■ **Brief**: Each line that includes the word "phone" should be copied from the records.

■ **Data extracts**:

════════════════

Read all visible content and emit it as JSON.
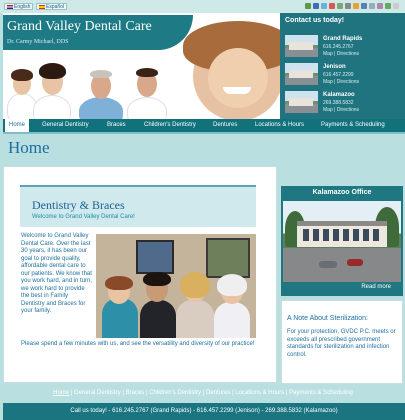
{
  "languages": {
    "english": "English",
    "espanol": "Español"
  },
  "header": {
    "title": "Grand Valley Dental Care",
    "subtitle": "Dr. Carmy Michael, DDS"
  },
  "contact": {
    "title": "Contact us today!",
    "offices": [
      {
        "name": "Grand Rapids",
        "phone": "616.245.2767",
        "links": "Map | Directions"
      },
      {
        "name": "Jenison",
        "phone": "616.457.2299",
        "links": "Map | Directions"
      },
      {
        "name": "Kalamazoo",
        "phone": "269.388.5832",
        "links": "Map | Directions"
      }
    ]
  },
  "nav": [
    "Home",
    "General Dentistry",
    "Braces",
    "Children's Dentistry",
    "Dentures",
    "Locations & Hours",
    "Payments & Scheduling"
  ],
  "page_title": "Home",
  "main": {
    "banner_heading": "Dentistry & Braces",
    "banner_sub": "Welcome to Grand Valley Dental Care!",
    "intro": "Welcome to Grand Valley Dental Care. Over the last 30 years, it has been our goal to provide quality, affordable dental care to our patients. We know that you work hard, and in turn, we work hard to provide the best in Family Dentistry and Braces for your family.",
    "outro": "Please spend a few minutes with us, and see the versatility and diversity of our practice!"
  },
  "sidebar": {
    "office_title": "Kalamazoo Office",
    "read_more": "Read more",
    "sterilization_heading": "A Note About Sterilization:",
    "sterilization_text": "For your protection, GVDC P.C. meets or exceeds all prescribed government standards for sterilization and infection control."
  },
  "footer": {
    "links": [
      "Home",
      "General Dentistry",
      "Braces",
      "Children's Dentistry",
      "Dentures",
      "Locations & Hours",
      "Payments & Scheduling"
    ],
    "call": "Call us today! - 616.245.2767 (Grand Rapids) - 616.457.2299 (Jenison) - 269.388.5832 (Kalamazoo)"
  },
  "colors": {
    "accent": "#1e7b86",
    "link": "#1e6f9f",
    "background": "#b9dfe0"
  },
  "icons": [
    "share-icon",
    "print-icon",
    "email-icon",
    "bookmark-icon"
  ]
}
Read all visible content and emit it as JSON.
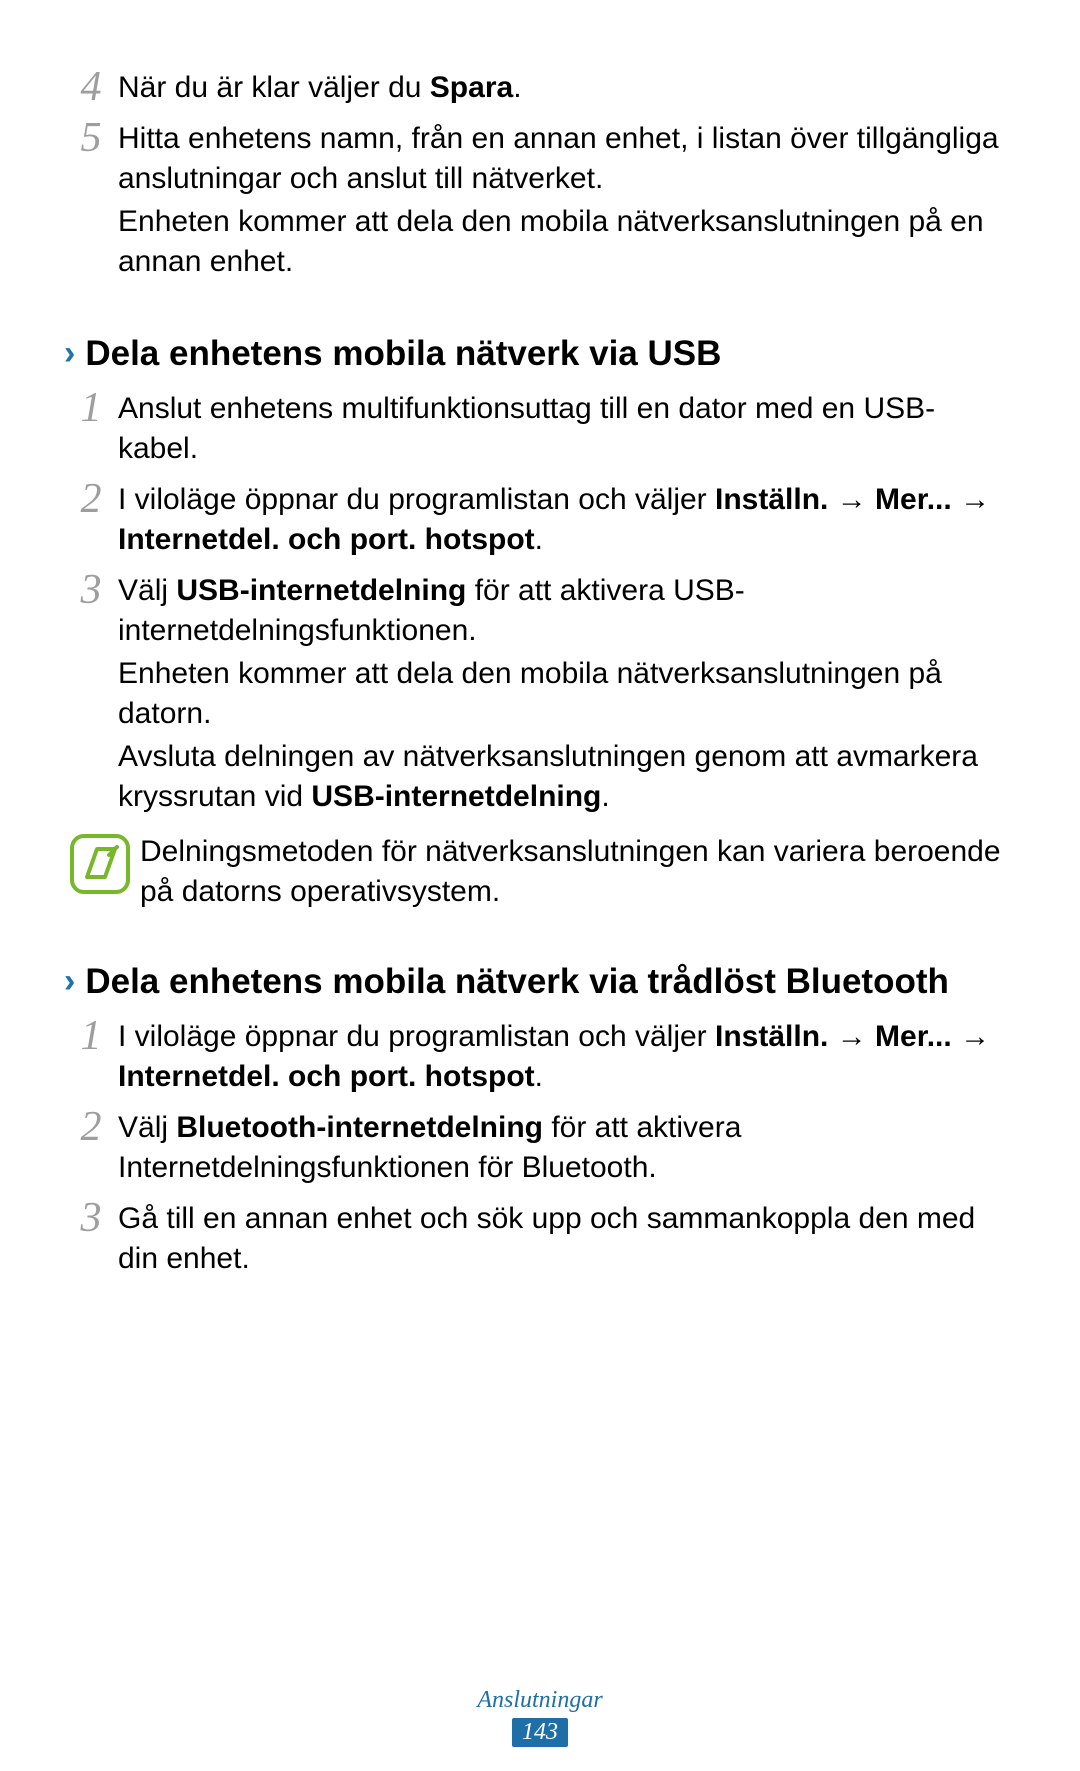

════════════════

■ **Task output**:
        "phone": "616.245.2767",
        "phone": "616.457.2299",
        "phone": "269.388.5832",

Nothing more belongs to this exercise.